Task brief:
The records that follow should be retyped word for word.
## start
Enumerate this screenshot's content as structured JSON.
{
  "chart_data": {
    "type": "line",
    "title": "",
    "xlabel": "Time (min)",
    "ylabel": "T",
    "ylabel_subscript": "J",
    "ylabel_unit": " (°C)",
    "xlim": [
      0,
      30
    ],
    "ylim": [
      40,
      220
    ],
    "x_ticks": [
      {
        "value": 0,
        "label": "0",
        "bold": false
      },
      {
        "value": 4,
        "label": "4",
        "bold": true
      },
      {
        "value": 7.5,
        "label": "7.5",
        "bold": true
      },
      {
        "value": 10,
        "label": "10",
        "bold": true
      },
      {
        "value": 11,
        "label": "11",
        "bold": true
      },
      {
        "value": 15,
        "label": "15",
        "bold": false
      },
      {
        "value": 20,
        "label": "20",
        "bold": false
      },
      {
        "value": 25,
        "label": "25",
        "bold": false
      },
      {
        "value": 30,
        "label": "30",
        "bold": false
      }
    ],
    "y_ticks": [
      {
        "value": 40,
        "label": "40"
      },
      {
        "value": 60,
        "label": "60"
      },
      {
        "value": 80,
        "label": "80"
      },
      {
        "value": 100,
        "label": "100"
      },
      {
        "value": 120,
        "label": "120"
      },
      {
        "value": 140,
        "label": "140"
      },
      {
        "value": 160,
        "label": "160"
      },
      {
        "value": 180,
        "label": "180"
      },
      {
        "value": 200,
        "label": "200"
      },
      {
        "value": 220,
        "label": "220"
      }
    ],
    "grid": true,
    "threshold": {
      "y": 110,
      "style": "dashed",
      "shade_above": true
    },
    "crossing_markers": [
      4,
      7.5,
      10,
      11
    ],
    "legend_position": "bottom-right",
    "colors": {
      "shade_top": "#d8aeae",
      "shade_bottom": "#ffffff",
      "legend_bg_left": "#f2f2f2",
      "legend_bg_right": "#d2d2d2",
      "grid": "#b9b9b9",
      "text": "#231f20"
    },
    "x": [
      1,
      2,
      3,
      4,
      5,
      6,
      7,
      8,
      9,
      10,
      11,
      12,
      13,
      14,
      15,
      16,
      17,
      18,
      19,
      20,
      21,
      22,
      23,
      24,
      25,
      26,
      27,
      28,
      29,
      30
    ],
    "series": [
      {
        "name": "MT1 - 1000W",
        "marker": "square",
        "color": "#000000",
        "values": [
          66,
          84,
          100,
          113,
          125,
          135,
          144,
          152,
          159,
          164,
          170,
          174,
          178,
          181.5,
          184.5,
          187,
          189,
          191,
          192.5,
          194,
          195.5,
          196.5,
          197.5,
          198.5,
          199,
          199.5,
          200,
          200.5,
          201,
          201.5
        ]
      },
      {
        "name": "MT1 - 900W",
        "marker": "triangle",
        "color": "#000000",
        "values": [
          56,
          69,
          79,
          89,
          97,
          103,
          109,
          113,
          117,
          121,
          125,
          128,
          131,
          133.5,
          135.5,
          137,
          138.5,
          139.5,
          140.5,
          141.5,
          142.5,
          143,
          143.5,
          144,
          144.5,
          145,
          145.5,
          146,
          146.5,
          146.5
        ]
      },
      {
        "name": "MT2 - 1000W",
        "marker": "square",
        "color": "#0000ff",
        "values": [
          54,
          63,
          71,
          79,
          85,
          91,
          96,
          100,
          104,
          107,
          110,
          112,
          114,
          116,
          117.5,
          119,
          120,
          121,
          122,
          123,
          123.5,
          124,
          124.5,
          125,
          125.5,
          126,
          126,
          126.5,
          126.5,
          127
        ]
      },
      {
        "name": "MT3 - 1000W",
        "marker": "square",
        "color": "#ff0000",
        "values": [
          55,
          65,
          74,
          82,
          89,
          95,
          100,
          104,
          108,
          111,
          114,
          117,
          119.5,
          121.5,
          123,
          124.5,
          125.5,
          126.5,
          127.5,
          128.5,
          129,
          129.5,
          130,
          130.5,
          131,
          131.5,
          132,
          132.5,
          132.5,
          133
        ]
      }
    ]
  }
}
## end
Output of the task:
Enumerate this screenshot's content as structured JSON.
{
  "chart_data": {
    "type": "line",
    "title": "",
    "xlabel": "Time (min)",
    "ylabel": "T",
    "ylabel_subscript": "J",
    "ylabel_unit": " (°C)",
    "xlim": [
      0,
      30
    ],
    "ylim": [
      40,
      220
    ],
    "x_ticks": [
      {
        "value": 0,
        "label": "0",
        "bold": false
      },
      {
        "value": 4,
        "label": "4",
        "bold": true
      },
      {
        "value": 7.5,
        "label": "7.5",
        "bold": true
      },
      {
        "value": 10,
        "label": "10",
        "bold": true
      },
      {
        "value": 11,
        "label": "11",
        "bold": true
      },
      {
        "value": 15,
        "label": "15",
        "bold": false
      },
      {
        "value": 20,
        "label": "20",
        "bold": false
      },
      {
        "value": 25,
        "label": "25",
        "bold": false
      },
      {
        "value": 30,
        "label": "30",
        "bold": false
      }
    ],
    "y_ticks": [
      {
        "value": 40,
        "label": "40"
      },
      {
        "value": 60,
        "label": "60"
      },
      {
        "value": 80,
        "label": "80"
      },
      {
        "value": 100,
        "label": "100"
      },
      {
        "value": 120,
        "label": "120"
      },
      {
        "value": 140,
        "label": "140"
      },
      {
        "value": 160,
        "label": "160"
      },
      {
        "value": 180,
        "label": "180"
      },
      {
        "value": 200,
        "label": "200"
      },
      {
        "value": 220,
        "label": "220"
      }
    ],
    "grid": true,
    "threshold": {
      "y": 110,
      "style": "dashed",
      "shade_above": true
    },
    "crossing_markers": [
      4,
      7.5,
      10,
      11
    ],
    "legend_position": "bottom-right",
    "colors": {
      "shade_top": "#d8aeae",
      "shade_bottom": "#ffffff",
      "legend_bg_left": "#f2f2f2",
      "legend_bg_right": "#d2d2d2",
      "grid": "#b9b9b9",
      "text": "#231f20"
    },
    "x": [
      1,
      2,
      3,
      4,
      5,
      6,
      7,
      8,
      9,
      10,
      11,
      12,
      13,
      14,
      15,
      16,
      17,
      18,
      19,
      20,
      21,
      22,
      23,
      24,
      25,
      26,
      27,
      28,
      29,
      30
    ],
    "series": [
      {
        "name": "MT1 - 1000W",
        "marker": "square",
        "color": "#000000",
        "values": [
          66,
          84,
          100,
          113,
          125,
          135,
          144,
          152,
          159,
          164,
          170,
          174,
          178,
          181.5,
          184.5,
          187,
          189,
          191,
          192.5,
          194,
          195.5,
          196.5,
          197.5,
          198.5,
          199,
          199.5,
          200,
          200.5,
          201,
          201.5
        ]
      },
      {
        "name": "MT1 - 900W",
        "marker": "triangle",
        "color": "#000000",
        "values": [
          56,
          69,
          79,
          89,
          97,
          103,
          109,
          113,
          117,
          121,
          125,
          128,
          131,
          133.5,
          135.5,
          137,
          138.5,
          139.5,
          140.5,
          141.5,
          142.5,
          143,
          143.5,
          144,
          144.5,
          145,
          145.5,
          146,
          146.5,
          146.5
        ]
      },
      {
        "name": "MT2 - 1000W",
        "marker": "square",
        "color": "#0000ff",
        "values": [
          54,
          63,
          71,
          79,
          85,
          91,
          96,
          100,
          104,
          107,
          110,
          112,
          114,
          116,
          117.5,
          119,
          120,
          121,
          122,
          123,
          123.5,
          124,
          124.5,
          125,
          125.5,
          126,
          126,
          126.5,
          126.5,
          127
        ]
      },
      {
        "name": "MT3 - 1000W",
        "marker": "square",
        "color": "#ff0000",
        "values": [
          55,
          65,
          74,
          82,
          89,
          95,
          100,
          104,
          108,
          111,
          114,
          117,
          119.5,
          121.5,
          123,
          124.5,
          125.5,
          126.5,
          127.5,
          128.5,
          129,
          129.5,
          130,
          130.5,
          131,
          131.5,
          132,
          132.5,
          132.5,
          133
        ]
      }
    ]
  }
}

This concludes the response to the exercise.